TÂCHE À ACCOMPLIR ->
Repérez chaque ligne des enregistrements qui contient la chaîne "logo", en tenant compte de la casse, puis recopiez ces lignes intégralement.

Entrées d'annotation spatiale:
# # #

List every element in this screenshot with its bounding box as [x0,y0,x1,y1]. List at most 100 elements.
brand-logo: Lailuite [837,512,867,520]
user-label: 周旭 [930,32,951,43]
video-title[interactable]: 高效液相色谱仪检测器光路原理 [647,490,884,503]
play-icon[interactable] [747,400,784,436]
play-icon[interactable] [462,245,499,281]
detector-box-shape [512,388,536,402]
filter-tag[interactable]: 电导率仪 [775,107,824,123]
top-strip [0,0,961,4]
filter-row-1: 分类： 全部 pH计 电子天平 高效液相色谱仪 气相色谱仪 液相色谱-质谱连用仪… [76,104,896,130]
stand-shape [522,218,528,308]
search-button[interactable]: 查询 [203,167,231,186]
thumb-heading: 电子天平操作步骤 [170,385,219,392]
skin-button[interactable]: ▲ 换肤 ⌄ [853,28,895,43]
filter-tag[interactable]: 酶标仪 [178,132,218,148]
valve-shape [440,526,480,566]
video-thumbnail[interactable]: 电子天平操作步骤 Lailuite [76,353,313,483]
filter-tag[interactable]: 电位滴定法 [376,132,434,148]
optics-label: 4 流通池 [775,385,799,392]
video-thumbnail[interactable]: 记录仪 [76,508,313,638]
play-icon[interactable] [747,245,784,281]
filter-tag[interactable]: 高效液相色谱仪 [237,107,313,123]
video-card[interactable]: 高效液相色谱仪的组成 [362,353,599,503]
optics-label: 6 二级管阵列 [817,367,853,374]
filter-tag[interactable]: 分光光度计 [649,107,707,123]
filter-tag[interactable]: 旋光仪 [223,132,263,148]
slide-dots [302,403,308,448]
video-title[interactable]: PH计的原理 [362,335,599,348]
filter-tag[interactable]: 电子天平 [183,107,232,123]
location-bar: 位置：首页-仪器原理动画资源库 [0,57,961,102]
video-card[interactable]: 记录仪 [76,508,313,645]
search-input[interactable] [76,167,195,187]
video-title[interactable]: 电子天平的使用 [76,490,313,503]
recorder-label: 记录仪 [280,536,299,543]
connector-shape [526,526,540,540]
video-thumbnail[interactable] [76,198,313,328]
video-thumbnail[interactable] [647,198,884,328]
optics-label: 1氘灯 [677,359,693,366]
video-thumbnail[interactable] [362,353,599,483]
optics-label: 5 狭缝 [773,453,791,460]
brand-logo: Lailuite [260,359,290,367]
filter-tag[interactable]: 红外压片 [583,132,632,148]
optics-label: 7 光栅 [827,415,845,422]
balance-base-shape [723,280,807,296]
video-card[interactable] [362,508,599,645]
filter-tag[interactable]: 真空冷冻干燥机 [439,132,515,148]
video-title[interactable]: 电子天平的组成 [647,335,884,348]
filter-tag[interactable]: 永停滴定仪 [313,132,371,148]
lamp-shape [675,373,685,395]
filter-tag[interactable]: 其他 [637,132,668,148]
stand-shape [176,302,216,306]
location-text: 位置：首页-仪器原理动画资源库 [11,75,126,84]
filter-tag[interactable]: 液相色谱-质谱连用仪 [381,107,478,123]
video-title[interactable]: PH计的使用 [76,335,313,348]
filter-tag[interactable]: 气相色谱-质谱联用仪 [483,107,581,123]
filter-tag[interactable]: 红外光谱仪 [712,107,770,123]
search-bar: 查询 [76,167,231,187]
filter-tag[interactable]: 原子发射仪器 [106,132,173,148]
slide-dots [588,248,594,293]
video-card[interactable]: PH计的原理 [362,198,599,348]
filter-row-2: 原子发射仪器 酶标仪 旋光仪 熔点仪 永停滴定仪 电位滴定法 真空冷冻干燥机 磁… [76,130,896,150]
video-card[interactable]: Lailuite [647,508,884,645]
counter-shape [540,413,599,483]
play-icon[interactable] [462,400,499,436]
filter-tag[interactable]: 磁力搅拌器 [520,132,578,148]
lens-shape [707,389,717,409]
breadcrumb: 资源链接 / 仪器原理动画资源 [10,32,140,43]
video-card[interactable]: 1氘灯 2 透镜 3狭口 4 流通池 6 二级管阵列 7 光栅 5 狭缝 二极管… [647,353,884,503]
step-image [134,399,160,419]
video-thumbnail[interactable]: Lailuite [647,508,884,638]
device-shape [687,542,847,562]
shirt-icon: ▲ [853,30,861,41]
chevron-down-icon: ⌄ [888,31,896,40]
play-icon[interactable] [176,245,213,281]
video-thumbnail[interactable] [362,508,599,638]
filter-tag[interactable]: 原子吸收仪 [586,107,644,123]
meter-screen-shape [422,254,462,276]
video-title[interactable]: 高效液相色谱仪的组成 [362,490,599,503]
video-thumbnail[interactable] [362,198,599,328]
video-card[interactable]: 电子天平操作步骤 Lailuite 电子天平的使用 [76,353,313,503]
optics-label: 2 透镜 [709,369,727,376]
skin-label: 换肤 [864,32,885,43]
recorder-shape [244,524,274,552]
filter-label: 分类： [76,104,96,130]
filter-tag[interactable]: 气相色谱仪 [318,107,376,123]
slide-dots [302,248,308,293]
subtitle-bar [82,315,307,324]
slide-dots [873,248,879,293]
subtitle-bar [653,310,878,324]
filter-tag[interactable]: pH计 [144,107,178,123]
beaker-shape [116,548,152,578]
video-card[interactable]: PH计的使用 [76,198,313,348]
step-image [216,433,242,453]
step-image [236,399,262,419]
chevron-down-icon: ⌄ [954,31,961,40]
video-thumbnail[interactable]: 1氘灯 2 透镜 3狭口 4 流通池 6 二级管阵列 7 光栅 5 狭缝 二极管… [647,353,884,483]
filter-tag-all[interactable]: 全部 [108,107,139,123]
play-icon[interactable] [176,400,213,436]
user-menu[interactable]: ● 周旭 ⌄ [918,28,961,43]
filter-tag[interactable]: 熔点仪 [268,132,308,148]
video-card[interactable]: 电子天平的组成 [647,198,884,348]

# # #

RÉSULTAT DE TÂCHE ->
brand-logo: Lailuite [837,512,867,520]
brand-logo: Lailuite [260,359,290,367]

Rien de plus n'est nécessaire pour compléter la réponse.